Work required » Format the listing below as a JSON list of strings, with one string for each line. Skip blank lines and leave the pictures out.

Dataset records
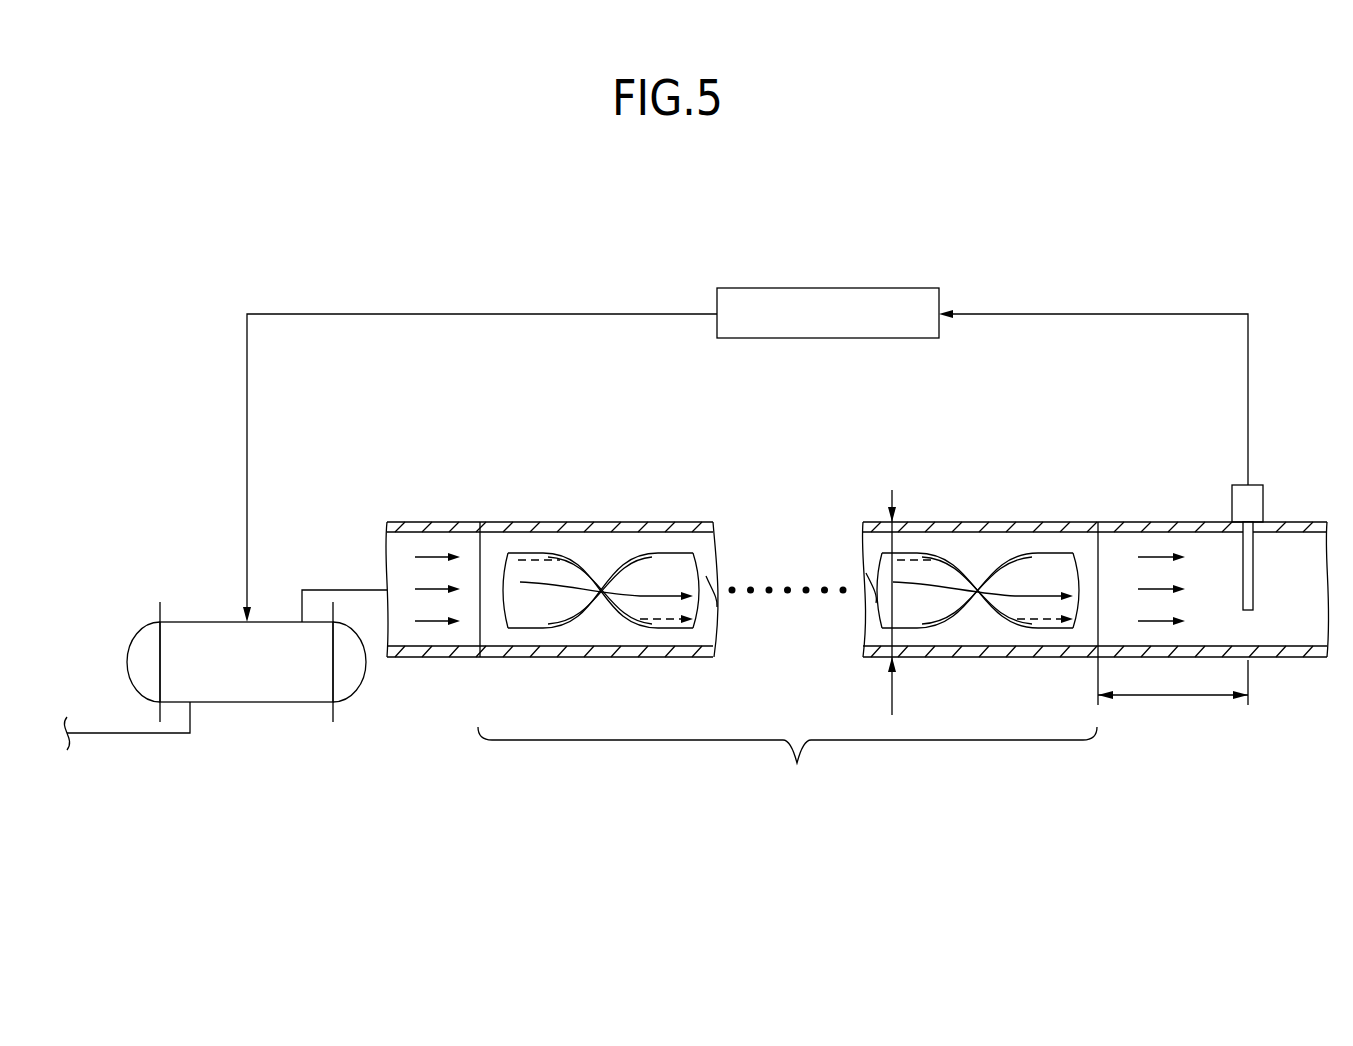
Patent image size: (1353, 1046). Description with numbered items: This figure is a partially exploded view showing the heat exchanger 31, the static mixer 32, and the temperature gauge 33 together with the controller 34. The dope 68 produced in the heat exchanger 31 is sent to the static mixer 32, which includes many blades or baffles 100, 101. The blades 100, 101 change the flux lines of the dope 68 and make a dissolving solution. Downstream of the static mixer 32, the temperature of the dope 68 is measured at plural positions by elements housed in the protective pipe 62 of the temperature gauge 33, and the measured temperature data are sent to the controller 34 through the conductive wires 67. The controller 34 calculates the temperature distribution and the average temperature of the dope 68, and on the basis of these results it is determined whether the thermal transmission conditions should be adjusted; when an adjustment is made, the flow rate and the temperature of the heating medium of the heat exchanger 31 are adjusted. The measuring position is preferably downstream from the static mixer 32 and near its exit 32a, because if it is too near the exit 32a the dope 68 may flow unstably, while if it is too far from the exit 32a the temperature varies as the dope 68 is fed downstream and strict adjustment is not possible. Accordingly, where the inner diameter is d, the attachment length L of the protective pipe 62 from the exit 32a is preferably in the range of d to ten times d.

The heat exchanger 31 is at (267, 673).
The static mixer 32 is at (857, 653).
The exit 32a is at (1098, 565).
The temperature gauge 33 is at (1265, 507).
The controller 34 is at (803, 288).
The protective pipe 62 is at (1248, 587).
The conductive wires 67 is at (1095, 313).
The dope 68 is at (433, 557).
The blade 100 is at (522, 568).
The blade 101 is at (1032, 567).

Exercise output »
[
  "Patent image size: (1353, 1046). Description with numbered items: This figure is a partially exploded view showing the heat exchanger 31, the static mixer 32, and the temperature gauge 33 together with the controller 34. The dope 68 produced in the heat exchanger 31 is sent to the static mixer 32, which includes many blades or baffles 100, 101. The blades 100, 101 change the flux lines of the dope 68 and make a dissolving solution. Downstream of the static mixer 32, the temperature of the dope 68 is measured at plural positions by elements housed in the protective pipe 62 of the temperature gauge 33, and the measured temperature data are sent to the controller 34 through the conductive wires 67. The controller 34 calculates the temperature distribution and the average temperature of the dope 68, and on the basis of these results it is determined whether the thermal transmission conditions should be adjusted; when an adjustment is made, the flow rate and the temperature of the heating medium of the heat exchanger 31 are adjusted. The measuring position is preferably downstream from the static mixer 32 and near its exit 32a, because if it is too near the exit 32a the dope 68 may flow unstably, while if it is too far from the exit 32a the temperature varies as the dope 68 is fed downstream and strict adjustment is not possible. Accordingly, where the inner diameter is d, the attachment length L of the protective pipe 62 from the exit 32a is preferably in the range of d to ten times d.",
  "The heat exchanger 31 is at (267, 673).",
  "The static mixer 32 is at (857, 653).",
  "The exit 32a is at (1098, 565).",
  "The temperature gauge 33 is at (1265, 507).",
  "The controller 34 is at (803, 288).",
  "The protective pipe 62 is at (1248, 587).",
  "The conductive wires 67 is at (1095, 313).",
  "The dope 68 is at (433, 557).",
  "The blade 100 is at (522, 568).",
  "The blade 101 is at (1032, 567)."
]